━━━━━ Information shown

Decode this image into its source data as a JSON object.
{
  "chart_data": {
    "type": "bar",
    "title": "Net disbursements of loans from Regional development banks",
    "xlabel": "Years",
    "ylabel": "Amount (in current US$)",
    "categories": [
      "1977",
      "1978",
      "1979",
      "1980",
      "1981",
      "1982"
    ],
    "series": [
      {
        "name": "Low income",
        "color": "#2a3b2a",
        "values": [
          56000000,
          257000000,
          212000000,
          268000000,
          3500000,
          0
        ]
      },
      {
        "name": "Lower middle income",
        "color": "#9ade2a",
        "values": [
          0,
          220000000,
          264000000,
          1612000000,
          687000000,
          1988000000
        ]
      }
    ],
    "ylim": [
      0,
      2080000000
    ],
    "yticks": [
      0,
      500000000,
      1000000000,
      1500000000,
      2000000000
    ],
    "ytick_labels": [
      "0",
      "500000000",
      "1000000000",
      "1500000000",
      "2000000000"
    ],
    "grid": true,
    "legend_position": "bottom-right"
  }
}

━━━━━━━━━━

→ What the task asks: Your task is to quote the listing above word for word.

→ Result of the task:
Decode this image into its source data as a JSON object.
{
  "chart_data": {
    "type": "bar",
    "title": "Net disbursements of loans from Regional development banks",
    "xlabel": "Years",
    "ylabel": "Amount (in current US$)",
    "categories": [
      "1977",
      "1978",
      "1979",
      "1980",
      "1981",
      "1982"
    ],
    "series": [
      {
        "name": "Low income",
        "color": "#2a3b2a",
        "values": [
          56000000,
          257000000,
          212000000,
          268000000,
          3500000,
          0
        ]
      },
      {
        "name": "Lower middle income",
        "color": "#9ade2a",
        "values": [
          0,
          220000000,
          264000000,
          1612000000,
          687000000,
          1988000000
        ]
      }
    ],
    "ylim": [
      0,
      2080000000
    ],
    "yticks": [
      0,
      500000000,
      1000000000,
      1500000000,
      2000000000
    ],
    "ytick_labels": [
      "0",
      "500000000",
      "1000000000",
      "1500000000",
      "2000000000"
    ],
    "grid": true,
    "legend_position": "bottom-right"
  }
}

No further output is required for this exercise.